#### [Exercise description]
Copy out all the lines exactly. Omit pictures.

#### [Extracted records]
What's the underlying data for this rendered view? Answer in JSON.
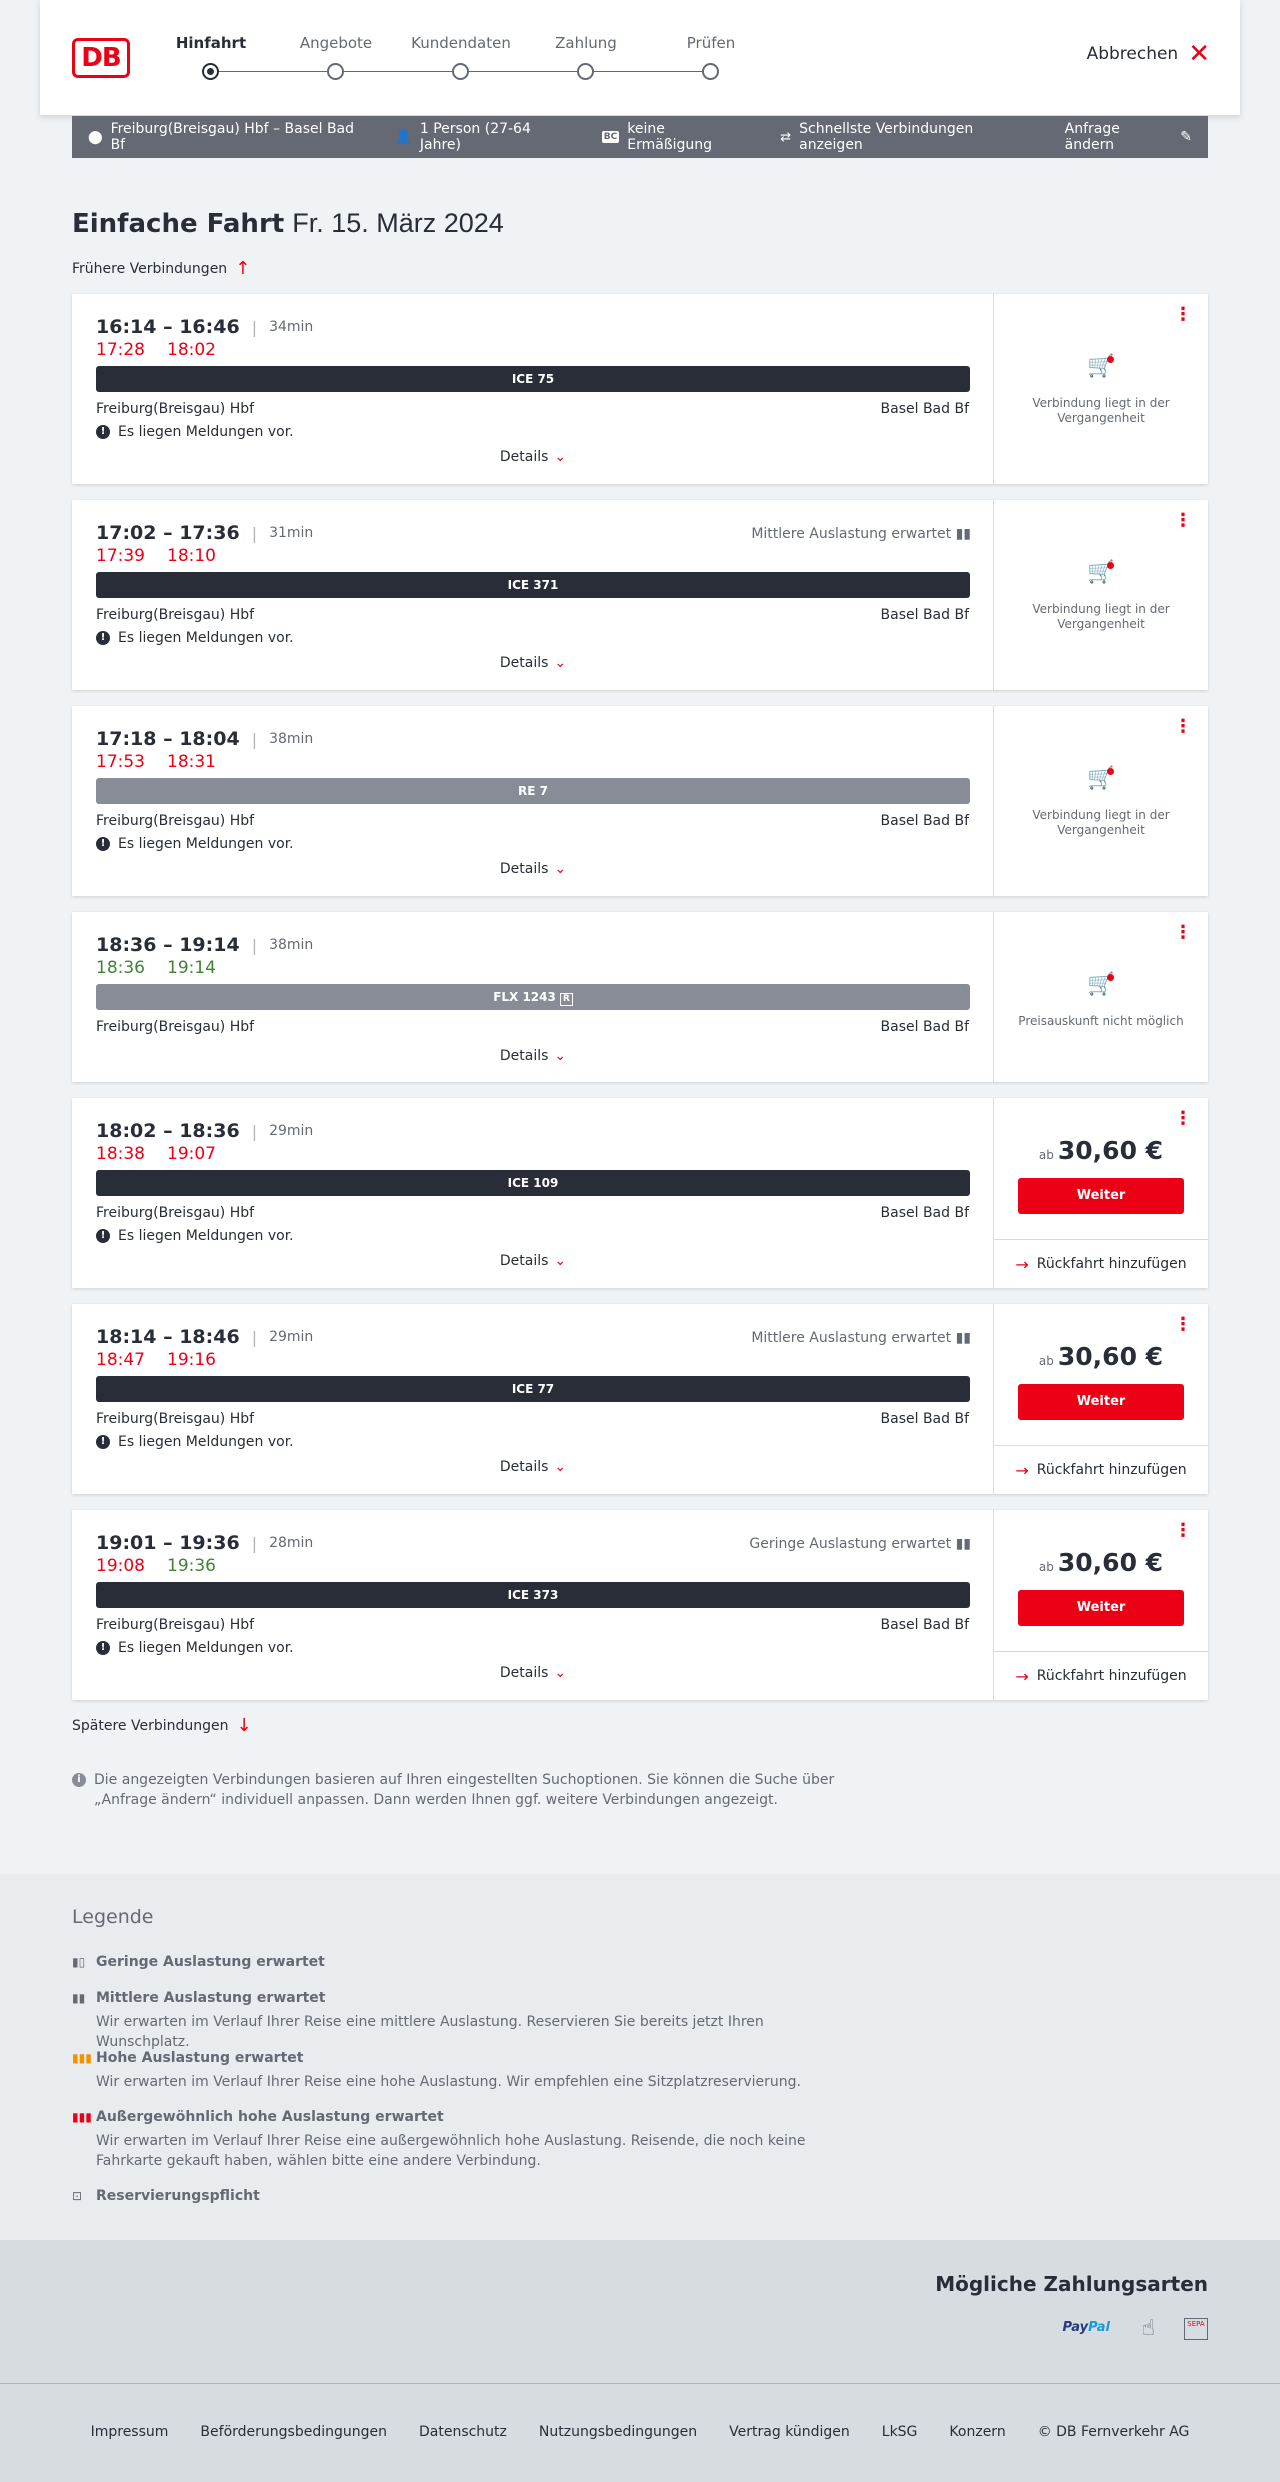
{
  "header": {
    "logo": "DB",
    "cancel_label": "Abbrechen",
    "steps": [
      {
        "label": "Hinfahrt",
        "active": true
      },
      {
        "label": "Angebote"
      },
      {
        "label": "Kundendaten"
      },
      {
        "label": "Zahlung"
      },
      {
        "label": "Prüfen"
      }
    ]
  },
  "search_bar": {
    "route": "Freiburg(Breisgau) Hbf – Basel Bad Bf",
    "passengers": "1 Person (27-64 Jahre)",
    "discount_badge": "BC",
    "discount": "keine Ermäßigung",
    "option": "Schnellste Verbindungen anzeigen",
    "change_label": "Anfrage ändern"
  },
  "page": {
    "title": "Einfache Fahrt",
    "date": "Fr. 15. März 2024",
    "earlier_label": "Frühere Verbindungen",
    "later_label": "Spätere Verbindungen",
    "details_label": "Details"
  },
  "connections": [
    {
      "times": "16:14 – 16:46",
      "duration": "34min",
      "rt_dep": "17:28",
      "rt_arr": "18:02",
      "rt_status": "late",
      "train": "ICE 75",
      "train_type": "ice",
      "from": "Freiburg(Breisgau) Hbf",
      "to": "Basel Bad Bf",
      "message": "Es liegen Meldungen vor.",
      "side_text": "Verbindung liegt in der Vergangenheit",
      "load": ""
    },
    {
      "times": "17:02 – 17:36",
      "duration": "31min",
      "rt_dep": "17:39",
      "rt_arr": "18:10",
      "rt_status": "late",
      "train": "ICE 371",
      "train_type": "ice",
      "from": "Freiburg(Breisgau) Hbf",
      "to": "Basel Bad Bf",
      "message": "Es liegen Meldungen vor.",
      "side_text": "Verbindung liegt in der Vergangenheit",
      "load": "Mittlere Auslastung erwartet"
    },
    {
      "times": "17:18 – 18:04",
      "duration": "38min",
      "rt_dep": "17:53",
      "rt_arr": "18:31",
      "rt_status": "late",
      "train": "RE 7",
      "train_type": "reg",
      "from": "Freiburg(Breisgau) Hbf",
      "to": "Basel Bad Bf",
      "message": "Es liegen Meldungen vor.",
      "side_text": "Verbindung liegt in der Vergangenheit",
      "load": ""
    },
    {
      "times": "18:36 – 19:14",
      "duration": "38min",
      "rt_dep": "18:36",
      "rt_arr": "19:14",
      "rt_status": "ok",
      "train": "FLX 1243",
      "train_badge": "R",
      "train_type": "reg",
      "from": "Freiburg(Breisgau) Hbf",
      "to": "Basel Bad Bf",
      "message": "",
      "side_text": "Preisauskunft nicht möglich",
      "load": ""
    },
    {
      "times": "18:02 – 18:36",
      "duration": "29min",
      "rt_dep": "18:38",
      "rt_arr": "19:07",
      "rt_status": "late",
      "train": "ICE 109",
      "train_type": "ice",
      "from": "Freiburg(Breisgau) Hbf",
      "to": "Basel Bad Bf",
      "message": "Es liegen Meldungen vor.",
      "price_prefix": "ab",
      "price": "30,60 €",
      "button": "Weiter",
      "return_label": "Rückfahrt hinzufügen",
      "load": ""
    },
    {
      "times": "18:14 – 18:46",
      "duration": "29min",
      "rt_dep": "18:47",
      "rt_arr": "19:16",
      "rt_status": "late",
      "train": "ICE 77",
      "train_type": "ice",
      "from": "Freiburg(Breisgau) Hbf",
      "to": "Basel Bad Bf",
      "message": "Es liegen Meldungen vor.",
      "price_prefix": "ab",
      "price": "30,60 €",
      "button": "Weiter",
      "return_label": "Rückfahrt hinzufügen",
      "load": "Mittlere Auslastung erwartet"
    },
    {
      "times": "19:01 – 19:36",
      "duration": "28min",
      "rt_dep": "19:08",
      "rt_arr": "19:36",
      "rt_status": "mixed",
      "train": "ICE 373",
      "train_type": "ice",
      "from": "Freiburg(Breisgau) Hbf",
      "to": "Basel Bad Bf",
      "message": "Es liegen Meldungen vor.",
      "price_prefix": "ab",
      "price": "30,60 €",
      "button": "Weiter",
      "return_label": "Rückfahrt hinzufügen",
      "load": "Geringe Auslastung erwartet"
    }
  ],
  "note": "Die angezeigten Verbindungen basieren auf Ihren eingestellten Suchoptionen. Sie können die Suche über „Anfrage ändern“ individuell anpassen. Dann werden Ihnen ggf. weitere Verbindungen angezeigt.",
  "legend": {
    "title": "Legende",
    "items": [
      {
        "title": "Geringe Auslastung erwartet",
        "desc": ""
      },
      {
        "title": "Mittlere Auslastung erwartet",
        "desc": "Wir erwarten im Verlauf Ihrer Reise eine mittlere Auslastung. Reservieren Sie bereits jetzt Ihren Wunschplatz."
      },
      {
        "title": "Hohe Auslastung erwartet",
        "desc": "Wir erwarten im Verlauf Ihrer Reise eine hohe Auslastung. Wir empfehlen eine Sitzplatzreservierung."
      },
      {
        "title": "Außergewöhnlich hohe Auslastung erwartet",
        "desc": "Wir erwarten im Verlauf Ihrer Reise eine außergewöhnlich hohe Auslastung. Reisende, die noch keine Fahrkarte gekauft haben, wählen bitte eine andere Verbindung."
      },
      {
        "title": "Reservierungspflicht",
        "desc": ""
      }
    ]
  },
  "payment": {
    "title": "Mögliche Zahlungsarten",
    "paypal_a": "Pay",
    "paypal_b": "Pal",
    "sepa": "SEPA"
  },
  "footer": {
    "links": [
      "Impressum",
      "Beförderungsbedingungen",
      "Datenschutz",
      "Nutzungsbedingungen",
      "Vertrag kündigen",
      "LkSG",
      "Konzern",
      "© DB Fernverkehr AG"
    ]
  },
  "colors": {
    "red": "#ec0016",
    "green": "#408335",
    "dark": "#282d37",
    "grey": "#646973"
  }
}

#### [Expected answer]
What's the underlying data for this rendered view? Answer in JSON.
{
  "header": {
    "logo": "DB",
    "cancel_label": "Abbrechen",
    "steps": [
      {
        "label": "Hinfahrt",
        "active": true
      },
      {
        "label": "Angebote"
      },
      {
        "label": "Kundendaten"
      },
      {
        "label": "Zahlung"
      },
      {
        "label": "Prüfen"
      }
    ]
  },
  "search_bar": {
    "route": "Freiburg(Breisgau) Hbf – Basel Bad Bf",
    "passengers": "1 Person (27-64 Jahre)",
    "discount_badge": "BC",
    "discount": "keine Ermäßigung",
    "option": "Schnellste Verbindungen anzeigen",
    "change_label": "Anfrage ändern"
  },
  "page": {
    "title": "Einfache Fahrt",
    "date": "Fr. 15. März 2024",
    "earlier_label": "Frühere Verbindungen",
    "later_label": "Spätere Verbindungen",
    "details_label": "Details"
  },
  "connections": [
    {
      "times": "16:14 – 16:46",
      "duration": "34min",
      "rt_dep": "17:28",
      "rt_arr": "18:02",
      "rt_status": "late",
      "train": "ICE 75",
      "train_type": "ice",
      "from": "Freiburg(Breisgau) Hbf",
      "to": "Basel Bad Bf",
      "message": "Es liegen Meldungen vor.",
      "side_text": "Verbindung liegt in der Vergangenheit",
      "load": ""
    },
    {
      "times": "17:02 – 17:36",
      "duration": "31min",
      "rt_dep": "17:39",
      "rt_arr": "18:10",
      "rt_status": "late",
      "train": "ICE 371",
      "train_type": "ice",
      "from": "Freiburg(Breisgau) Hbf",
      "to": "Basel Bad Bf",
      "message": "Es liegen Meldungen vor.",
      "side_text": "Verbindung liegt in der Vergangenheit",
      "load": "Mittlere Auslastung erwartet"
    },
    {
      "times": "17:18 – 18:04",
      "duration": "38min",
      "rt_dep": "17:53",
      "rt_arr": "18:31",
      "rt_status": "late",
      "train": "RE 7",
      "train_type": "reg",
      "from": "Freiburg(Breisgau) Hbf",
      "to": "Basel Bad Bf",
      "message": "Es liegen Meldungen vor.",
      "side_text": "Verbindung liegt in der Vergangenheit",
      "load": ""
    },
    {
      "times": "18:36 – 19:14",
      "duration": "38min",
      "rt_dep": "18:36",
      "rt_arr": "19:14",
      "rt_status": "ok",
      "train": "FLX 1243",
      "train_badge": "R",
      "train_type": "reg",
      "from": "Freiburg(Breisgau) Hbf",
      "to": "Basel Bad Bf",
      "message": "",
      "side_text": "Preisauskunft nicht möglich",
      "load": ""
    },
    {
      "times": "18:02 – 18:36",
      "duration": "29min",
      "rt_dep": "18:38",
      "rt_arr": "19:07",
      "rt_status": "late",
      "train": "ICE 109",
      "train_type": "ice",
      "from": "Freiburg(Breisgau) Hbf",
      "to": "Basel Bad Bf",
      "message": "Es liegen Meldungen vor.",
      "price_prefix": "ab",
      "price": "30,60 €",
      "button": "Weiter",
      "return_label": "Rückfahrt hinzufügen",
      "load": ""
    },
    {
      "times": "18:14 – 18:46",
      "duration": "29min",
      "rt_dep": "18:47",
      "rt_arr": "19:16",
      "rt_status": "late",
      "train": "ICE 77",
      "train_type": "ice",
      "from": "Freiburg(Breisgau) Hbf",
      "to": "Basel Bad Bf",
      "message": "Es liegen Meldungen vor.",
      "price_prefix": "ab",
      "price": "30,60 €",
      "button": "Weiter",
      "return_label": "Rückfahrt hinzufügen",
      "load": "Mittlere Auslastung erwartet"
    },
    {
      "times": "19:01 – 19:36",
      "duration": "28min",
      "rt_dep": "19:08",
      "rt_arr": "19:36",
      "rt_status": "mixed",
      "train": "ICE 373",
      "train_type": "ice",
      "from": "Freiburg(Breisgau) Hbf",
      "to": "Basel Bad Bf",
      "message": "Es liegen Meldungen vor.",
      "price_prefix": "ab",
      "price": "30,60 €",
      "button": "Weiter",
      "return_label": "Rückfahrt hinzufügen",
      "load": "Geringe Auslastung erwartet"
    }
  ],
  "note": "Die angezeigten Verbindungen basieren auf Ihren eingestellten Suchoptionen. Sie können die Suche über „Anfrage ändern“ individuell anpassen. Dann werden Ihnen ggf. weitere Verbindungen angezeigt.",
  "legend": {
    "title": "Legende",
    "items": [
      {
        "title": "Geringe Auslastung erwartet",
        "desc": ""
      },
      {
        "title": "Mittlere Auslastung erwartet",
        "desc": "Wir erwarten im Verlauf Ihrer Reise eine mittlere Auslastung. Reservieren Sie bereits jetzt Ihren Wunschplatz."
      },
      {
        "title": "Hohe Auslastung erwartet",
        "desc": "Wir erwarten im Verlauf Ihrer Reise eine hohe Auslastung. Wir empfehlen eine Sitzplatzreservierung."
      },
      {
        "title": "Außergewöhnlich hohe Auslastung erwartet",
        "desc": "Wir erwarten im Verlauf Ihrer Reise eine außergewöhnlich hohe Auslastung. Reisende, die noch keine Fahrkarte gekauft haben, wählen bitte eine andere Verbindung."
      },
      {
        "title": "Reservierungspflicht",
        "desc": ""
      }
    ]
  },
  "payment": {
    "title": "Mögliche Zahlungsarten",
    "paypal_a": "Pay",
    "paypal_b": "Pal",
    "sepa": "SEPA"
  },
  "footer": {
    "links": [
      "Impressum",
      "Beförderungsbedingungen",
      "Datenschutz",
      "Nutzungsbedingungen",
      "Vertrag kündigen",
      "LkSG",
      "Konzern",
      "© DB Fernverkehr AG"
    ]
  },
  "colors": {
    "red": "#ec0016",
    "green": "#408335",
    "dark": "#282d37",
    "grey": "#646973"
  }
}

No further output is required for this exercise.